Exactly as they appear, output all of the entries.
★ ★ ★
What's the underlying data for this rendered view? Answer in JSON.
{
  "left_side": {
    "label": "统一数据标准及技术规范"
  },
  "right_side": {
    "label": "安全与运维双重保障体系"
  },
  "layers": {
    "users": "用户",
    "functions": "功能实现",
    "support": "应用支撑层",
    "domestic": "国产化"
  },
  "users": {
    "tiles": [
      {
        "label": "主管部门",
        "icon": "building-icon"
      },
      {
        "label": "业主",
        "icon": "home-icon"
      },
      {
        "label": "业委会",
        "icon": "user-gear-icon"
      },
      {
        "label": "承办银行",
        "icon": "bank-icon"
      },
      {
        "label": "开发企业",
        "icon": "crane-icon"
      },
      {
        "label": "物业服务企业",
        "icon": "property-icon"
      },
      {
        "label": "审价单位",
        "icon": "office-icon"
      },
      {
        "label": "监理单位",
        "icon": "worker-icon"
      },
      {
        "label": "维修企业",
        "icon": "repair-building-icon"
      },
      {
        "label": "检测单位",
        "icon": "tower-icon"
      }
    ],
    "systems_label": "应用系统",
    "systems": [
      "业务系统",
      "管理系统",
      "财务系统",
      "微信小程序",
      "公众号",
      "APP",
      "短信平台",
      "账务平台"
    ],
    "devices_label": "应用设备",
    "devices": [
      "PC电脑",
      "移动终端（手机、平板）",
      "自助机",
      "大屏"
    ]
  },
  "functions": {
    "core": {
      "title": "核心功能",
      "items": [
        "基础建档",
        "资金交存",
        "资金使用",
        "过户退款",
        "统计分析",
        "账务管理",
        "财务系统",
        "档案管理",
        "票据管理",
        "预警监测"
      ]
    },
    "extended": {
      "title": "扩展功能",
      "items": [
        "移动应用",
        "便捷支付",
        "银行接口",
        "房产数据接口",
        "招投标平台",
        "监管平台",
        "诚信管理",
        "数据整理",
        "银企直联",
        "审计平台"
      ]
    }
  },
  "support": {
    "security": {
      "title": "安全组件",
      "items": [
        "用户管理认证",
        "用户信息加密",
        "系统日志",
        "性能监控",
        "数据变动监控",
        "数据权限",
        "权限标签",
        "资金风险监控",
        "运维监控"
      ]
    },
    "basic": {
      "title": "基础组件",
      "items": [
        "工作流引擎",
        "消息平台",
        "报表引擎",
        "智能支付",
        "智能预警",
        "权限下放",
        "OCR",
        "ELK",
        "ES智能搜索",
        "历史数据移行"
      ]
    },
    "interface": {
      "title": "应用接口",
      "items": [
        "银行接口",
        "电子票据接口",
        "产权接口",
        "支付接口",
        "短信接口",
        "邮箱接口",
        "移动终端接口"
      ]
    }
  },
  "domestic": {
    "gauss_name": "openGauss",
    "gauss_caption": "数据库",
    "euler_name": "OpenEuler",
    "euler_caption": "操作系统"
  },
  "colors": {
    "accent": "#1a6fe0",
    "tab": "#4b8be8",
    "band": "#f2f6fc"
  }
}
★ ★ ★
ANSWER TO THIS EXERCISE:
What's the underlying data for this rendered view? Answer in JSON.
{
  "left_side": {
    "label": "统一数据标准及技术规范"
  },
  "right_side": {
    "label": "安全与运维双重保障体系"
  },
  "layers": {
    "users": "用户",
    "functions": "功能实现",
    "support": "应用支撑层",
    "domestic": "国产化"
  },
  "users": {
    "tiles": [
      {
        "label": "主管部门",
        "icon": "building-icon"
      },
      {
        "label": "业主",
        "icon": "home-icon"
      },
      {
        "label": "业委会",
        "icon": "user-gear-icon"
      },
      {
        "label": "承办银行",
        "icon": "bank-icon"
      },
      {
        "label": "开发企业",
        "icon": "crane-icon"
      },
      {
        "label": "物业服务企业",
        "icon": "property-icon"
      },
      {
        "label": "审价单位",
        "icon": "office-icon"
      },
      {
        "label": "监理单位",
        "icon": "worker-icon"
      },
      {
        "label": "维修企业",
        "icon": "repair-building-icon"
      },
      {
        "label": "检测单位",
        "icon": "tower-icon"
      }
    ],
    "systems_label": "应用系统",
    "systems": [
      "业务系统",
      "管理系统",
      "财务系统",
      "微信小程序",
      "公众号",
      "APP",
      "短信平台",
      "账务平台"
    ],
    "devices_label": "应用设备",
    "devices": [
      "PC电脑",
      "移动终端（手机、平板）",
      "自助机",
      "大屏"
    ]
  },
  "functions": {
    "core": {
      "title": "核心功能",
      "items": [
        "基础建档",
        "资金交存",
        "资金使用",
        "过户退款",
        "统计分析",
        "账务管理",
        "财务系统",
        "档案管理",
        "票据管理",
        "预警监测"
      ]
    },
    "extended": {
      "title": "扩展功能",
      "items": [
        "移动应用",
        "便捷支付",
        "银行接口",
        "房产数据接口",
        "招投标平台",
        "监管平台",
        "诚信管理",
        "数据整理",
        "银企直联",
        "审计平台"
      ]
    }
  },
  "support": {
    "security": {
      "title": "安全组件",
      "items": [
        "用户管理认证",
        "用户信息加密",
        "系统日志",
        "性能监控",
        "数据变动监控",
        "数据权限",
        "权限标签",
        "资金风险监控",
        "运维监控"
      ]
    },
    "basic": {
      "title": "基础组件",
      "items": [
        "工作流引擎",
        "消息平台",
        "报表引擎",
        "智能支付",
        "智能预警",
        "权限下放",
        "OCR",
        "ELK",
        "ES智能搜索",
        "历史数据移行"
      ]
    },
    "interface": {
      "title": "应用接口",
      "items": [
        "银行接口",
        "电子票据接口",
        "产权接口",
        "支付接口",
        "短信接口",
        "邮箱接口",
        "移动终端接口"
      ]
    }
  },
  "domestic": {
    "gauss_name": "openGauss",
    "gauss_caption": "数据库",
    "euler_name": "OpenEuler",
    "euler_caption": "操作系统"
  },
  "colors": {
    "accent": "#1a6fe0",
    "tab": "#4b8be8",
    "band": "#f2f6fc"
  }
}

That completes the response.